For this weeks Throwback Thursday post, I thought it was worth starting right at the very beginning. If you are thinking about learning to your own patterns, then the best place to start is by drafting a skirt block. 

The skirt series

This is the first post of the skirt series, and each week I will be adding more posts, so that by the end of it, you will have a skirt block made to your measurements, and also have some pattern making techniques under your belt, so that you can make the skirt of your dreams!

What is a pattern block?

A pattern block is a basic pattern drafted to specific (or custom) measurements.

It is the starting point for most patterns (when flat pattern cutting), and can be manipulated and adjusted to meet individual design preferences.

It is a good idea to transfer your blocks onto cardboard, to keep them strong, as once you have a set of these, you will be using them a lot!

- SET OF TASKS
a) In the skirt-block post, onto what material does the author recommend transferring your blocks?
b) Reproduce the skirt-block post's wording starting with "This is the" and going on through "specific (or custom) measurements.".

- ENTRIES PROVIDED
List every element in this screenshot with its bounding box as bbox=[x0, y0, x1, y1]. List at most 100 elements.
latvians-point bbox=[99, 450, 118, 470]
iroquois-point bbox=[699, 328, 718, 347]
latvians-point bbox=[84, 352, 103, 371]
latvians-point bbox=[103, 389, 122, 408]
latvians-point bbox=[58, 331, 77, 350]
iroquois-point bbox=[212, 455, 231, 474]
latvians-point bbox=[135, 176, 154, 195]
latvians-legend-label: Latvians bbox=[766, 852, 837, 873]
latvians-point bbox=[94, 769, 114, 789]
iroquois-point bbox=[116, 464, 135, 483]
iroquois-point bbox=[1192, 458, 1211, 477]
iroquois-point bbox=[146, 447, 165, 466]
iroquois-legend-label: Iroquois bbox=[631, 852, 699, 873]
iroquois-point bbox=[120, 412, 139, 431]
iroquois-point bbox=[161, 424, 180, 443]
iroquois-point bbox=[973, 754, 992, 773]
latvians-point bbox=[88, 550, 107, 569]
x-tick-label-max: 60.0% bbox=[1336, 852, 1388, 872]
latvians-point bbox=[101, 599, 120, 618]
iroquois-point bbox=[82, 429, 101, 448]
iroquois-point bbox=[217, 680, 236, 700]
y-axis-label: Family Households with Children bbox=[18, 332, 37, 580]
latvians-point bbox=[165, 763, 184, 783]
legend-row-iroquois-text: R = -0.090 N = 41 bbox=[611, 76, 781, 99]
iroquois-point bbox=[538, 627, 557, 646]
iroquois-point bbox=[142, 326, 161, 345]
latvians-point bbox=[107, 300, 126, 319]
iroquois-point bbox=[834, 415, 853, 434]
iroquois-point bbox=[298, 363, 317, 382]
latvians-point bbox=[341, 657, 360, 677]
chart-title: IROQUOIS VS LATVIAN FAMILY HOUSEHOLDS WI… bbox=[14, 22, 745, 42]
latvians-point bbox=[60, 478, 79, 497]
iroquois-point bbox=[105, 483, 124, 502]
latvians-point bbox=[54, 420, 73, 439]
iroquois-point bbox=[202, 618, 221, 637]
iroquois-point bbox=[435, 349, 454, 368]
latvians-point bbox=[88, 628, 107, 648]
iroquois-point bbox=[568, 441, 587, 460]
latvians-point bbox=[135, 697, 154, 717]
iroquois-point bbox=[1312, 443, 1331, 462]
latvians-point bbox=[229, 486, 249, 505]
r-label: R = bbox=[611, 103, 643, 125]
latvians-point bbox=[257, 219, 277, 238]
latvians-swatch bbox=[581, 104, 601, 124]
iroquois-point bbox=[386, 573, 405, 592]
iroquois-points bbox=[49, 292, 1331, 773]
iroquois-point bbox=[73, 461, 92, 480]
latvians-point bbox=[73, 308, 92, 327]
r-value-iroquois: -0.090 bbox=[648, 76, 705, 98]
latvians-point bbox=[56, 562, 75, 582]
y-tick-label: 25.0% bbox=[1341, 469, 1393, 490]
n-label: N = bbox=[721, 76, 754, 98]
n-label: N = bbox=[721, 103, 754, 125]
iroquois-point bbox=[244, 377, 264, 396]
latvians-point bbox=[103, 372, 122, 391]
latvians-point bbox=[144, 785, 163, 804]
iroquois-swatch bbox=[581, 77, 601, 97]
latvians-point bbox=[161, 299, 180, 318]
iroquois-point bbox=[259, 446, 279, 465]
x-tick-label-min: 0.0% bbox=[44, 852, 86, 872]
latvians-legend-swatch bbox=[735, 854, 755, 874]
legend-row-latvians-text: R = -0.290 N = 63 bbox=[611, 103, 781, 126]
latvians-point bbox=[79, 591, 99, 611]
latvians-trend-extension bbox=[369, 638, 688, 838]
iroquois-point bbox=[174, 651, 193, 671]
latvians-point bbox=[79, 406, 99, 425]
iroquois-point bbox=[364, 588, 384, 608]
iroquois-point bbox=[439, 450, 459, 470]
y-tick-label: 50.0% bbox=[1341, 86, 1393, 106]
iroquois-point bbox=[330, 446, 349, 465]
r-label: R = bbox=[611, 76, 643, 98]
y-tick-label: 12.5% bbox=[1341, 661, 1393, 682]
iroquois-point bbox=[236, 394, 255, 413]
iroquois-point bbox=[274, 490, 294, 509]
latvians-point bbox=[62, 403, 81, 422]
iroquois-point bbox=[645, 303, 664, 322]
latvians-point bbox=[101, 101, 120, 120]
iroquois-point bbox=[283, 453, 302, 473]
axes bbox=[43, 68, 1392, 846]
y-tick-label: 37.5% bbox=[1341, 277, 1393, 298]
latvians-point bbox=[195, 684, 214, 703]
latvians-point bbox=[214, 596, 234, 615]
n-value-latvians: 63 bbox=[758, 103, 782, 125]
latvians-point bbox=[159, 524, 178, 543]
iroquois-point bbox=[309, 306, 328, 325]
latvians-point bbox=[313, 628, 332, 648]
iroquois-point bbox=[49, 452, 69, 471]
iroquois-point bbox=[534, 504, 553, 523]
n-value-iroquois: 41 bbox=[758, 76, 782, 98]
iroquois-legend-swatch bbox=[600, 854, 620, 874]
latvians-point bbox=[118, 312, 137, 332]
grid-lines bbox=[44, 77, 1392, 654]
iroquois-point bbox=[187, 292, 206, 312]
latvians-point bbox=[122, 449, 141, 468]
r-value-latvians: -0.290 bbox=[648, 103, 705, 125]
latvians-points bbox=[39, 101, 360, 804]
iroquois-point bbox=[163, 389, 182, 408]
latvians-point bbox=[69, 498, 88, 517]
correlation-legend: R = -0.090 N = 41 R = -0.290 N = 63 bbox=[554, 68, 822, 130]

- TASK-BY-TASK OUTPUTS
a) Cardboard.

b)
This is the first post of the skirt series, and each week I will be adding more posts, so that by the end of it, you will have a skirt block made to your measurements, and also have some pattern making techniques under your belt, so that you can make the skirt of your dreams!

What is a pattern block?

A pattern block is a basic pattern drafted to specific (or custom) measurements.